-- BEGIN Records --

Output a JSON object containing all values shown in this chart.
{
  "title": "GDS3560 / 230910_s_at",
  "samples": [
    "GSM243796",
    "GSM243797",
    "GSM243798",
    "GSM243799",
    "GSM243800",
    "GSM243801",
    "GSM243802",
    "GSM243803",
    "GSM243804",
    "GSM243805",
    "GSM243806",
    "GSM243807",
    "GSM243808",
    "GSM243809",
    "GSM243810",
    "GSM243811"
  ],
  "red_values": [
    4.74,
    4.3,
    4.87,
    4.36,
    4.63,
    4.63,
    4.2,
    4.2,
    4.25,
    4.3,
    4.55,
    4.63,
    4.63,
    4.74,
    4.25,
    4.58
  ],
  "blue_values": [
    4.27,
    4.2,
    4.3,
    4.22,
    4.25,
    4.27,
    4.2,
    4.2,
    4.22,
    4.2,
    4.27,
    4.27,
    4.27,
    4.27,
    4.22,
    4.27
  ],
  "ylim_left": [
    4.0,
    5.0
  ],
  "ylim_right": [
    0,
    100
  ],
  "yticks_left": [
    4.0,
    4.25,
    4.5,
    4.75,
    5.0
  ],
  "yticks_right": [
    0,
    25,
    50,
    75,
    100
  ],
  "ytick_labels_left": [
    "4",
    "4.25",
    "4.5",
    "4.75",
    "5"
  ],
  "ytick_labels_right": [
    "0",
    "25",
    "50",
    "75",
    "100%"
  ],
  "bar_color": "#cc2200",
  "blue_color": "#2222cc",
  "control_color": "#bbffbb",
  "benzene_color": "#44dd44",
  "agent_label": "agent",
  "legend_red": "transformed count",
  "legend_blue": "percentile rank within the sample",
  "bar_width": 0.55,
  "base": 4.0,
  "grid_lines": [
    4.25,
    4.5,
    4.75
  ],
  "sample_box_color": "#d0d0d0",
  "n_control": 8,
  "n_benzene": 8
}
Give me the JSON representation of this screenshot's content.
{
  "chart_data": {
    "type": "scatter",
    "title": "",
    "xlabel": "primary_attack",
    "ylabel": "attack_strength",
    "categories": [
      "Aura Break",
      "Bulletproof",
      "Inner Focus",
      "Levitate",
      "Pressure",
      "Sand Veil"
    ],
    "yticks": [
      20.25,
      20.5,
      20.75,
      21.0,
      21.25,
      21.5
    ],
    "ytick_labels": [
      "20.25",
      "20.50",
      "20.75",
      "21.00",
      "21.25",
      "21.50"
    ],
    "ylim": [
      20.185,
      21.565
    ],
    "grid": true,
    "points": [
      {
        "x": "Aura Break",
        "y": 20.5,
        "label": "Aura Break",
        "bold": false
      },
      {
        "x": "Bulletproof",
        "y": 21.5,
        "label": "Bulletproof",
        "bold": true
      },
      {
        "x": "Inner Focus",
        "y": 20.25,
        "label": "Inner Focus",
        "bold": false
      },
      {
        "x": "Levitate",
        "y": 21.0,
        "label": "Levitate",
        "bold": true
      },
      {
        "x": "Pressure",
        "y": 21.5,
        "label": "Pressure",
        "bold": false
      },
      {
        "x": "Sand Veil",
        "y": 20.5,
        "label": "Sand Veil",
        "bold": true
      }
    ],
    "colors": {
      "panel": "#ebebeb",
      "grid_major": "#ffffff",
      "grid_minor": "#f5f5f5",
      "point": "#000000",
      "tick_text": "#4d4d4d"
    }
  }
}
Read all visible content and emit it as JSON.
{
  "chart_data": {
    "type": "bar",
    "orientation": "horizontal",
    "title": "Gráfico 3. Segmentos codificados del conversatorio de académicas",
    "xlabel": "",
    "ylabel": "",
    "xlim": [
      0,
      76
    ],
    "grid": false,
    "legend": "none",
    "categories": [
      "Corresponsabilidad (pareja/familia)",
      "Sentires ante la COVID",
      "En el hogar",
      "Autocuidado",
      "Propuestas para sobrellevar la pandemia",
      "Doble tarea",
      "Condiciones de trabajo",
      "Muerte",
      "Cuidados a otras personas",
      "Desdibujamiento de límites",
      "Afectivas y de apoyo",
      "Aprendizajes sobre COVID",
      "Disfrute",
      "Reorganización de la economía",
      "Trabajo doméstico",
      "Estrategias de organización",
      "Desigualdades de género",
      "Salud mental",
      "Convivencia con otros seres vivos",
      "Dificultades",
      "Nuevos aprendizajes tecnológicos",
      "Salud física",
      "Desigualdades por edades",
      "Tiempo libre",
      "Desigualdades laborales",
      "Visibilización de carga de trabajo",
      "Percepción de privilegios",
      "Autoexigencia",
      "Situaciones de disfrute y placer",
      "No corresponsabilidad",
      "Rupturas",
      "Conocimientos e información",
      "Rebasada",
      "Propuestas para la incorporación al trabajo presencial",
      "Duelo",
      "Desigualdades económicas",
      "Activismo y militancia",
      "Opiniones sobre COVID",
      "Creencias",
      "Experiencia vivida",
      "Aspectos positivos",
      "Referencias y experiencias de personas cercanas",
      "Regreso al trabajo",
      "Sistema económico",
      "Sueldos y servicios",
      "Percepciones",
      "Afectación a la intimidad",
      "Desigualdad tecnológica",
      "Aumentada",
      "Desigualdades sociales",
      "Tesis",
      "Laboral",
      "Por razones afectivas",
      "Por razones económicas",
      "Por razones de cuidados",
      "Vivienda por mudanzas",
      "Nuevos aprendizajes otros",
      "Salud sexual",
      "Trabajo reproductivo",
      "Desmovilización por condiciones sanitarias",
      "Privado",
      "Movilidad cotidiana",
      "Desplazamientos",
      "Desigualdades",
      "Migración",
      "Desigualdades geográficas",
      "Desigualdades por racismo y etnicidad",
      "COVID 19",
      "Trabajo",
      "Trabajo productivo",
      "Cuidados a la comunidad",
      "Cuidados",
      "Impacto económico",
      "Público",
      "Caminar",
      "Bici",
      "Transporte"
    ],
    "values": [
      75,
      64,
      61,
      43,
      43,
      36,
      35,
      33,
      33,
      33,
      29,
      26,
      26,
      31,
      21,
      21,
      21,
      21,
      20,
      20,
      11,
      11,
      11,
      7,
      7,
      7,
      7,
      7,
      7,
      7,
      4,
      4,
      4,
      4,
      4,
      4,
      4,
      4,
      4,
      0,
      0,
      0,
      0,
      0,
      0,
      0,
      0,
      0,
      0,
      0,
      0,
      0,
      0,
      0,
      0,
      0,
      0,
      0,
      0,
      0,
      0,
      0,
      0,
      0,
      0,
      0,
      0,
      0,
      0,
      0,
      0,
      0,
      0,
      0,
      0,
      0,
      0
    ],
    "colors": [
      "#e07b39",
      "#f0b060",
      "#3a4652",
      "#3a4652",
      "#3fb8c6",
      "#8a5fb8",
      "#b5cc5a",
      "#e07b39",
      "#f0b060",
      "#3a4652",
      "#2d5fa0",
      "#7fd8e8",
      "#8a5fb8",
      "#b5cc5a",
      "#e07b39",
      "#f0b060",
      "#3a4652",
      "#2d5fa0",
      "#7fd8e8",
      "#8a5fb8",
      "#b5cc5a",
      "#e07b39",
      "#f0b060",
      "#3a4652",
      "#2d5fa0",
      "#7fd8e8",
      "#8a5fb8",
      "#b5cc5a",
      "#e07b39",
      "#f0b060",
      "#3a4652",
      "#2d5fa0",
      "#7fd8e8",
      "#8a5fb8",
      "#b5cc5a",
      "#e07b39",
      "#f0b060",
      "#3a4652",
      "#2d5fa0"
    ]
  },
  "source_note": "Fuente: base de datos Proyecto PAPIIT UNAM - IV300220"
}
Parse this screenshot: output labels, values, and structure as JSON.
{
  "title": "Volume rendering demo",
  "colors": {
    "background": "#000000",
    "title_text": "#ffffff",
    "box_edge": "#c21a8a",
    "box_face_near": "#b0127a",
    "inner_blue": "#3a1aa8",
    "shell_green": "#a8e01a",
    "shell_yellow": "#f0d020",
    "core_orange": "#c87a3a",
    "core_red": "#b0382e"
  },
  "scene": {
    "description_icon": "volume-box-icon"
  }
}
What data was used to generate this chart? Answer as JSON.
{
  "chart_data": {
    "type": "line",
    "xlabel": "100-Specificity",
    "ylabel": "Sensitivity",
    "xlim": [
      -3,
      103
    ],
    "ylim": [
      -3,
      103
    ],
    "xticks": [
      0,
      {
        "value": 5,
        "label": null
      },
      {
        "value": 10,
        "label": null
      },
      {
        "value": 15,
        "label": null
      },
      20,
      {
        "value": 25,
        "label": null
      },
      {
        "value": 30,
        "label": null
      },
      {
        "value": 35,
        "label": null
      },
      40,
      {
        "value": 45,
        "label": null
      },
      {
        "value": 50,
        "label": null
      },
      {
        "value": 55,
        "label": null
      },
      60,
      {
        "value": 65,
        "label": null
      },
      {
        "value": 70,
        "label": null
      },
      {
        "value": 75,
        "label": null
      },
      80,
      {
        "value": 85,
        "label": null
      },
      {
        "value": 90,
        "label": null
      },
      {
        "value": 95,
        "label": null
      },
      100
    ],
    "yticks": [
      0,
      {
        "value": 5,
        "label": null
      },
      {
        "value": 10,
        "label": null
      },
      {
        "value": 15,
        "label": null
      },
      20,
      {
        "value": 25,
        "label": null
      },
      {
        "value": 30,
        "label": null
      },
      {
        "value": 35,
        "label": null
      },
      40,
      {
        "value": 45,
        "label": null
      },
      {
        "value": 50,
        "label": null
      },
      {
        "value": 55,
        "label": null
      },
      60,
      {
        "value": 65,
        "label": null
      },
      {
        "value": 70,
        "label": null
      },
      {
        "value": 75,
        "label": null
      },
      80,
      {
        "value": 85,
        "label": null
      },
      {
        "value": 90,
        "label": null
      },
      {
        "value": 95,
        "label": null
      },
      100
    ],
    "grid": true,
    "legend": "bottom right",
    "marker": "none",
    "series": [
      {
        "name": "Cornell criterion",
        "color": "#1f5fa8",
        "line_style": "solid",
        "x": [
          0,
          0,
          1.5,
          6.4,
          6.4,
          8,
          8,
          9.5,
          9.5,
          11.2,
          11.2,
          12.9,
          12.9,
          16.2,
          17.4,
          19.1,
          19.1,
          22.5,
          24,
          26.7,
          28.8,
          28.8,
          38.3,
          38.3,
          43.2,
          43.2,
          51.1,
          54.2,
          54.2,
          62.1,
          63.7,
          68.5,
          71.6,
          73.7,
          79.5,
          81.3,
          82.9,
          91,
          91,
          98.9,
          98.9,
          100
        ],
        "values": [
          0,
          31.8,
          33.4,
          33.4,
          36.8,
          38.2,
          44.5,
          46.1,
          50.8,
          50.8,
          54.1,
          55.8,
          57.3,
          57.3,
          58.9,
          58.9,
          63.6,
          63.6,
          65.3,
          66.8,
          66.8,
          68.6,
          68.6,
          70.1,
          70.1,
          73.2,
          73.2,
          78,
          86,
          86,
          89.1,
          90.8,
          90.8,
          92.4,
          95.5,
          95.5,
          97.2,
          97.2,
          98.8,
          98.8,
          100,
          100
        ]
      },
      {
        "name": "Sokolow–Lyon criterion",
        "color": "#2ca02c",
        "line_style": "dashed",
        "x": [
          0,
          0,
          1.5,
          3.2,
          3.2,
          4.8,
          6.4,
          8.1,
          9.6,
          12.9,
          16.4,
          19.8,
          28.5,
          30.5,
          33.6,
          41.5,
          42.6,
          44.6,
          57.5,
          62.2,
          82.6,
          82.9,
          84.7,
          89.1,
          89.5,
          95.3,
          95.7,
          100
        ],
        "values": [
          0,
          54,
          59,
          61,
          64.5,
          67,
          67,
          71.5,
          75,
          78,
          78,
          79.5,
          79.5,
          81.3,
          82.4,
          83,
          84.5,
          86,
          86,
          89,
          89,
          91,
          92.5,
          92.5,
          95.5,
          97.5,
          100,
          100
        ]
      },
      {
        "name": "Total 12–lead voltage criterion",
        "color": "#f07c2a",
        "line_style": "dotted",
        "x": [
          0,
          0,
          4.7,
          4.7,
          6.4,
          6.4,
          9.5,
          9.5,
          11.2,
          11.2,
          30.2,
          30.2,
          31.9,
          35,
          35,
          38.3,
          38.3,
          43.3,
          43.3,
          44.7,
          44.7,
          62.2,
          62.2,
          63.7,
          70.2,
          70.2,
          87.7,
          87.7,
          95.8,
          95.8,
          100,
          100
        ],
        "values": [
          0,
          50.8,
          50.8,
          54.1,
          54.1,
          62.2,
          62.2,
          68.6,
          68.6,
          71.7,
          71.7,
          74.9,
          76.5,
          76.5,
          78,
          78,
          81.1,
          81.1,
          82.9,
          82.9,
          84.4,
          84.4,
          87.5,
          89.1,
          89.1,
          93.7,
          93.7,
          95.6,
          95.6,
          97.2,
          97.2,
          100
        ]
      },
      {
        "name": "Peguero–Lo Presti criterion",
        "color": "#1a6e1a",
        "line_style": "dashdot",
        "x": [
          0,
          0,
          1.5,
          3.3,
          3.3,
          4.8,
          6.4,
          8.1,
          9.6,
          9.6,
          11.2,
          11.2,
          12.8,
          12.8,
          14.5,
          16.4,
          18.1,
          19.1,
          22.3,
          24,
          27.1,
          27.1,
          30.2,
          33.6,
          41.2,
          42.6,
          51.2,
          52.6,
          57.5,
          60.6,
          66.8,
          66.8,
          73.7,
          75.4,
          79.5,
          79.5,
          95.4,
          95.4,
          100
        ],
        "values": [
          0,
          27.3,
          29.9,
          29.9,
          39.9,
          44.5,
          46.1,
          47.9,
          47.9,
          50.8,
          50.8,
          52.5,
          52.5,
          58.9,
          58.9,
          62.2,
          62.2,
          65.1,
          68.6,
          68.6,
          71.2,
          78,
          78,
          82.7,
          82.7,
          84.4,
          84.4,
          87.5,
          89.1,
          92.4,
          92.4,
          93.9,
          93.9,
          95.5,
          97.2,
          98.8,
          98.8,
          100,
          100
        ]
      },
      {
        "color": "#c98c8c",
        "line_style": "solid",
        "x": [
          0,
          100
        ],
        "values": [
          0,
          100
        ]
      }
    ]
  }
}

-- END Records --

What you have to do
Identify and list each line with the word "económicas".

Completed task
      "Desigualdades económicas",
      "Por razones económicas",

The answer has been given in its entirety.